● **REQUIREMENT 1**: According to the news article about the Detroit boy's court testimony below, at about what time did Charlie Bothuell V take the stand?

● **EXTRACTED TEXT**:
DETROIT (CBS Detroit/AP) - A 12-year-old Detroit boy who was missing for 11 days before he was found in a basement last summer testified Tuesday about alleged abuse at the hands of his father and stepmother.

Charlie Bothuell V, now 13, took the stand at around 2:10 p.m. — first asked was he happy to be there today, where he lived, and with whom.

Charlie spoke clearly and confidently as he pointed out the defendants: his father, Charlie Bothuell IV; and stepmother, Monique Dillard-Bothuell, in the courtroom.

The hearing will determine if the couple will go to trial on charges of torture and child abuse.

Charlie was questioned by prosecutors about everything from his home-schooling curriculum to where he slept in the house. On the latter subject, he said, for a time he slept in a den that was made up into a bedroom, and then later slept on a couch.

Bothuell told the prosecutor that his home was a horrible and isolated place.

Asked if he ever spent time with friends, to which he replied, "No...I never went outside unless I was allowed." For instance, he said, to go to school or the grocery store. He also described playing catch with a baseball with his father "one time," and visiting a park another.

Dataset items
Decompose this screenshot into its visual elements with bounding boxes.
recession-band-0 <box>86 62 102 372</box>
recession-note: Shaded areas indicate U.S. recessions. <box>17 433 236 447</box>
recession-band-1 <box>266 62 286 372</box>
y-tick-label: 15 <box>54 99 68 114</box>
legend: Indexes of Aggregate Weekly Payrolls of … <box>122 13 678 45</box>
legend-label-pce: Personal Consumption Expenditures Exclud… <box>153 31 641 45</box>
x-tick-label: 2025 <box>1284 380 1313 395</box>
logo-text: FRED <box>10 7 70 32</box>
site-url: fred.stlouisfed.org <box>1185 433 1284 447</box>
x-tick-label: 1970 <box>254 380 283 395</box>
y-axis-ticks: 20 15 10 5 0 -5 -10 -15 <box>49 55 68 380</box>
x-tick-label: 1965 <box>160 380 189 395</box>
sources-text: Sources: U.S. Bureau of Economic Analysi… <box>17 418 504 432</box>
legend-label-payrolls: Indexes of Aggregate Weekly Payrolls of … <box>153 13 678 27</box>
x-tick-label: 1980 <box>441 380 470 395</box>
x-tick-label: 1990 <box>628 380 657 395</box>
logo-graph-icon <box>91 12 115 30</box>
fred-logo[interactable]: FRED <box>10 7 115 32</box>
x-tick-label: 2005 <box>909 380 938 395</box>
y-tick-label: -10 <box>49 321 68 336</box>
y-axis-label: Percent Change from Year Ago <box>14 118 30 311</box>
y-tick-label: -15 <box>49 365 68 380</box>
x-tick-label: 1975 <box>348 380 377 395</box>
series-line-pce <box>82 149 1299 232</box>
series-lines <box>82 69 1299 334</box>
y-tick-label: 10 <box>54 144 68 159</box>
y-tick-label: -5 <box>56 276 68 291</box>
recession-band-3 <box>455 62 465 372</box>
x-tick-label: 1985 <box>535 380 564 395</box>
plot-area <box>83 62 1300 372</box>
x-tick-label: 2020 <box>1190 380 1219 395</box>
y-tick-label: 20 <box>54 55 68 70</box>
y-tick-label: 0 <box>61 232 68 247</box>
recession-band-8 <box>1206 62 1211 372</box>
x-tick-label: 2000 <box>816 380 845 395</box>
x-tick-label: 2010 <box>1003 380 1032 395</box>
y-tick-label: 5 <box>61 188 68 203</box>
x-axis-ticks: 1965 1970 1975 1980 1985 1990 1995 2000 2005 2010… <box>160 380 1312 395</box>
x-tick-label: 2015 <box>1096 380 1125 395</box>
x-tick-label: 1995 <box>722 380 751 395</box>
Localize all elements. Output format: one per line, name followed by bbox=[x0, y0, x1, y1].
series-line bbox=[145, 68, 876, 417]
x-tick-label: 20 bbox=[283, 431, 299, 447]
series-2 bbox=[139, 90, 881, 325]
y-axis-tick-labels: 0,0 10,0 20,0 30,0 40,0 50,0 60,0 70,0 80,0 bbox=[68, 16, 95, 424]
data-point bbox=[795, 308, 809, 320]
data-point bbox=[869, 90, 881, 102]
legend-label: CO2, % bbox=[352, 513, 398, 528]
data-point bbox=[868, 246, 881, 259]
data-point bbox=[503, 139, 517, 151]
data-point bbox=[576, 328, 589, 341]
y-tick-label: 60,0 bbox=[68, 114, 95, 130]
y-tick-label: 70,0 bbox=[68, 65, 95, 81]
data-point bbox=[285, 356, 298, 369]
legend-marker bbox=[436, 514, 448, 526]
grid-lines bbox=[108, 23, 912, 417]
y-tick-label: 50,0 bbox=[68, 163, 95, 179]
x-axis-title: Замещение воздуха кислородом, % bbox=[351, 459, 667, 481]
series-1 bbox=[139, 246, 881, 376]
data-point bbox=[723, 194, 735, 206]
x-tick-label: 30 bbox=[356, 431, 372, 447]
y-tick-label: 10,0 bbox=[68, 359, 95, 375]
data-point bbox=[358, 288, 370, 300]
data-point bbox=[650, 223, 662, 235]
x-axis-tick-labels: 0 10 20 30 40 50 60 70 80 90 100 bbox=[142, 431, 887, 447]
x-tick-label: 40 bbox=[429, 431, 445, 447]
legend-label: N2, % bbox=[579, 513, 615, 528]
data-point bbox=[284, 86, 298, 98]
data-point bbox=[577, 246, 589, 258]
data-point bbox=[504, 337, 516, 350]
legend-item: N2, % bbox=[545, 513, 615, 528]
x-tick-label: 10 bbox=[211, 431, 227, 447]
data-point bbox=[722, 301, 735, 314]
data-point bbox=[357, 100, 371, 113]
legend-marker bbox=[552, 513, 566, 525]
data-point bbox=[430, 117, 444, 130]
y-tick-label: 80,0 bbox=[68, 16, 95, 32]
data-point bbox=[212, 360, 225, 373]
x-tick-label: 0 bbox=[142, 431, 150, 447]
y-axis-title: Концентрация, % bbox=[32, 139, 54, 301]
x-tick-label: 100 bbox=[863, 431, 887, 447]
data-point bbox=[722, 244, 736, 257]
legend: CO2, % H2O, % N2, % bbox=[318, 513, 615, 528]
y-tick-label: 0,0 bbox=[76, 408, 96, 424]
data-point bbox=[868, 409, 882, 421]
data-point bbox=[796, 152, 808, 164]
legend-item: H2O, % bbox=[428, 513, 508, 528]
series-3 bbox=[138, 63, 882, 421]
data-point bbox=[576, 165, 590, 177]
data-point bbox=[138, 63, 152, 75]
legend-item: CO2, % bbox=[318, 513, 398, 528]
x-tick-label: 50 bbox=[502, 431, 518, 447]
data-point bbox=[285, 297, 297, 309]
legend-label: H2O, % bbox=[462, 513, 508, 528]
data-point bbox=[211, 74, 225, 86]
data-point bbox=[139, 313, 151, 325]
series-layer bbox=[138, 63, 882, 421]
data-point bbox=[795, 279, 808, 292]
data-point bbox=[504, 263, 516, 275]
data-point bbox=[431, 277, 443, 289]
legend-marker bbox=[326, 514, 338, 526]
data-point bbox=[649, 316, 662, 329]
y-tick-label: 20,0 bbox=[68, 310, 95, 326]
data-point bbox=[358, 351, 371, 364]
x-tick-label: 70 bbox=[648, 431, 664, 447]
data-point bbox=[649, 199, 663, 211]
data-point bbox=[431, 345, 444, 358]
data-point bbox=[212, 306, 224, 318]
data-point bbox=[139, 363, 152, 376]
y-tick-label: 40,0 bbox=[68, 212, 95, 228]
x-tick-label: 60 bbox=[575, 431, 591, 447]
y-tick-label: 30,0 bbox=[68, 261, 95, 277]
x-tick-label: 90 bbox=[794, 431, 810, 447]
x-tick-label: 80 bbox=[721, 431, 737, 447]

● **REQUIREMENT 2**: Repeat the dataset items from the first line of the entries through the line containing "legend-label-pce: Personal Consumption", including both of those lines.

● **FULL RESPONSE 1**: Around 2:10 p.m.

● **FULL RESPONSE 2**:
Decompose this screenshot into its visual elements with bounding boxes.
recession-band-0 <box>86 62 102 372</box>
recession-note: Shaded areas indicate U.S. recessions. <box>17 433 236 447</box>
recession-band-1 <box>266 62 286 372</box>
y-tick-label: 15 <box>54 99 68 114</box>
legend: Indexes of Aggregate Weekly Payrolls of … <box>122 13 678 45</box>
legend-label-pce: Personal Consumption Expenditures Exclud… <box>153 31 641 45</box>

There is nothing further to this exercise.